Copy every one of the entries below, line for line and character for character, without changing anything.

☆ ☆ ☆

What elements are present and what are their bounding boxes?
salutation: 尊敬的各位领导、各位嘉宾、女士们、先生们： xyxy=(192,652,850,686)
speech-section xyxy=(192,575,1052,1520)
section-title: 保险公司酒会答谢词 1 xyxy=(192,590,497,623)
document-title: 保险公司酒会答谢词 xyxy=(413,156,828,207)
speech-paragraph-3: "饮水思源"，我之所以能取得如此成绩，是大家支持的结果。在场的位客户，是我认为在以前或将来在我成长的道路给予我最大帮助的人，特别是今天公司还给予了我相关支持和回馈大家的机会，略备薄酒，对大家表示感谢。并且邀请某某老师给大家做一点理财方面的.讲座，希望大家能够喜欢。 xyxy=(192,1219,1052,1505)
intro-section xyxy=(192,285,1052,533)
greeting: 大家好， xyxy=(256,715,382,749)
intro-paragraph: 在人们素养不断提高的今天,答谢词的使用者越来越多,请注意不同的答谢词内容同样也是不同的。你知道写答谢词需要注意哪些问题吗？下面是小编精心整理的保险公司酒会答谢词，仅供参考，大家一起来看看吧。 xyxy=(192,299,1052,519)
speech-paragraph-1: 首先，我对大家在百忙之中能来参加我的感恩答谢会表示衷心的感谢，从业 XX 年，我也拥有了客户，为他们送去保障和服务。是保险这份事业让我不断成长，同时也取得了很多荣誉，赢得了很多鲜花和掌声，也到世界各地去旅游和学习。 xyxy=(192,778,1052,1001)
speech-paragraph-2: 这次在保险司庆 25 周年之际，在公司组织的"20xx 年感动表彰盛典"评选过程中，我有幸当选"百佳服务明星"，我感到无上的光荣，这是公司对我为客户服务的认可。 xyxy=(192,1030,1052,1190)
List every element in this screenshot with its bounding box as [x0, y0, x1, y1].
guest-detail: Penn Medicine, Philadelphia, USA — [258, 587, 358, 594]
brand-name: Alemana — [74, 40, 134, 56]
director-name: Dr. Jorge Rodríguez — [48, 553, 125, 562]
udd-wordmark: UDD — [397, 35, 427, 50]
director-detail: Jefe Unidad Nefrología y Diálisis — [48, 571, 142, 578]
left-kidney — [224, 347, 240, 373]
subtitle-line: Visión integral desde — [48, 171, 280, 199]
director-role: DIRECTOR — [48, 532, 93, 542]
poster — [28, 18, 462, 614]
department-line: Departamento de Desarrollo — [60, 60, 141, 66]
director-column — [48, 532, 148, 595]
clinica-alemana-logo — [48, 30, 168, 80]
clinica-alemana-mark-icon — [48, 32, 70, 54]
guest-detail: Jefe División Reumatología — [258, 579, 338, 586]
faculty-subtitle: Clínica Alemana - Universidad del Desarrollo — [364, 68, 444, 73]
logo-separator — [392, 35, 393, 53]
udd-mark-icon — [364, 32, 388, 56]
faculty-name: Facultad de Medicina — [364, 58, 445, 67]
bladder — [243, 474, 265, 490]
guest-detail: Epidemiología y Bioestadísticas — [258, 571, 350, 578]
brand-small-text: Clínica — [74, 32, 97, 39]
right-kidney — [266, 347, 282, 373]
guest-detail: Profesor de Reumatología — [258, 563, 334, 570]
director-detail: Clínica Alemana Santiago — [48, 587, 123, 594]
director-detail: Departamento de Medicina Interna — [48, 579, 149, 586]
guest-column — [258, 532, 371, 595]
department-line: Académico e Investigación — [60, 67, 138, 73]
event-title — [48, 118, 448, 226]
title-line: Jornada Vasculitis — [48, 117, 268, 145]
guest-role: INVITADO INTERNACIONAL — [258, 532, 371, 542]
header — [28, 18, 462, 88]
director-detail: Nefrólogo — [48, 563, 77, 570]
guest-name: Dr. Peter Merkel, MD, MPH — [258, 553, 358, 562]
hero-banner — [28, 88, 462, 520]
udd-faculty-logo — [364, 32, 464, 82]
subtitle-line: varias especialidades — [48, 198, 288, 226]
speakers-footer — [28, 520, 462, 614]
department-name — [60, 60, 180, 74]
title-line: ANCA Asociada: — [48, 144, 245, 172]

☆ ☆ ☆

§ RESULT OF THE TASK
What elements are present and what are their bounding boxes?
salutation: 尊敬的各位领导、各位嘉宾、女士们、先生们： xyxy=(192,652,850,686)
speech-section xyxy=(192,575,1052,1520)
section-title: 保险公司酒会答谢词 1 xyxy=(192,590,497,623)
document-title: 保险公司酒会答谢词 xyxy=(413,156,828,207)
speech-paragraph-3: "饮水思源"，我之所以能取得如此成绩，是大家支持的结果。在场的位客户，是我认为在以前或将来在我成长的道路给予我最大帮助的人，特别是今天公司还给予了我相关支持和回馈大家的机会，略备薄酒，对大家表示感谢。并且邀请某某老师给大家做一点理财方面的.讲座，希望大家能够喜欢。 xyxy=(192,1219,1052,1505)
intro-section xyxy=(192,285,1052,533)
greeting: 大家好， xyxy=(256,715,382,749)
intro-paragraph: 在人们素养不断提高的今天,答谢词的使用者越来越多,请注意不同的答谢词内容同样也是不同的。你知道写答谢词需要注意哪些问题吗？下面是小编精心整理的保险公司酒会答谢词，仅供参考，大家一起来看看吧。 xyxy=(192,299,1052,519)
speech-paragraph-1: 首先，我对大家在百忙之中能来参加我的感恩答谢会表示衷心的感谢，从业 XX 年，我也拥有了客户，为他们送去保障和服务。是保险这份事业让我不断成长，同时也取得了很多荣誉，赢得了很多鲜花和掌声，也到世界各地去旅游和学习。 xyxy=(192,778,1052,1001)
speech-paragraph-2: 这次在保险司庆 25 周年之际，在公司组织的"20xx 年感动表彰盛典"评选过程中，我有幸当选"百佳服务明星"，我感到无上的光荣，这是公司对我为客户服务的认可。 xyxy=(192,1030,1052,1190)
List every element in this screenshot with its bounding box as [x0, y0, x1, y1].
guest-detail: Penn Medicine, Philadelphia, USA — [258, 587, 358, 594]
brand-name: Alemana — [74, 40, 134, 56]
director-name: Dr. Jorge Rodríguez — [48, 553, 125, 562]
udd-wordmark: UDD — [397, 35, 427, 50]
director-detail: Jefe Unidad Nefrología y Diálisis — [48, 571, 142, 578]
left-kidney — [224, 347, 240, 373]
subtitle-line: Visión integral desde — [48, 171, 280, 199]
director-role: DIRECTOR — [48, 532, 93, 542]
poster — [28, 18, 462, 614]
department-line: Departamento de Desarrollo — [60, 60, 141, 66]
director-column — [48, 532, 148, 595]
clinica-alemana-logo — [48, 30, 168, 80]
clinica-alemana-mark-icon — [48, 32, 70, 54]
guest-detail: Jefe División Reumatología — [258, 579, 338, 586]
faculty-subtitle: Clínica Alemana - Universidad del Desarrollo — [364, 68, 444, 73]
logo-separator — [392, 35, 393, 53]
udd-mark-icon — [364, 32, 388, 56]
faculty-name: Facultad de Medicina — [364, 58, 445, 67]
bladder — [243, 474, 265, 490]
guest-detail: Epidemiología y Bioestadísticas — [258, 571, 350, 578]
brand-small-text: Clínica — [74, 32, 97, 39]
right-kidney — [266, 347, 282, 373]
guest-detail: Profesor de Reumatología — [258, 563, 334, 570]
director-detail: Clínica Alemana Santiago — [48, 587, 123, 594]
director-detail: Departamento de Medicina Interna — [48, 579, 149, 586]
guest-column — [258, 532, 371, 595]
department-line: Académico e Investigación — [60, 67, 138, 73]
event-title — [48, 118, 448, 226]
title-line: Jornada Vasculitis — [48, 117, 268, 145]
guest-role: INVITADO INTERNACIONAL — [258, 532, 371, 542]
header — [28, 18, 462, 88]
director-detail: Nefrólogo — [48, 563, 77, 570]
guest-name: Dr. Peter Merkel, MD, MPH — [258, 553, 358, 562]
hero-banner — [28, 88, 462, 520]
udd-faculty-logo — [364, 32, 464, 82]
subtitle-line: varias especialidades — [48, 198, 288, 226]
speakers-footer — [28, 520, 462, 614]
department-name — [60, 60, 180, 74]
title-line: ANCA Asociada: — [48, 144, 245, 172]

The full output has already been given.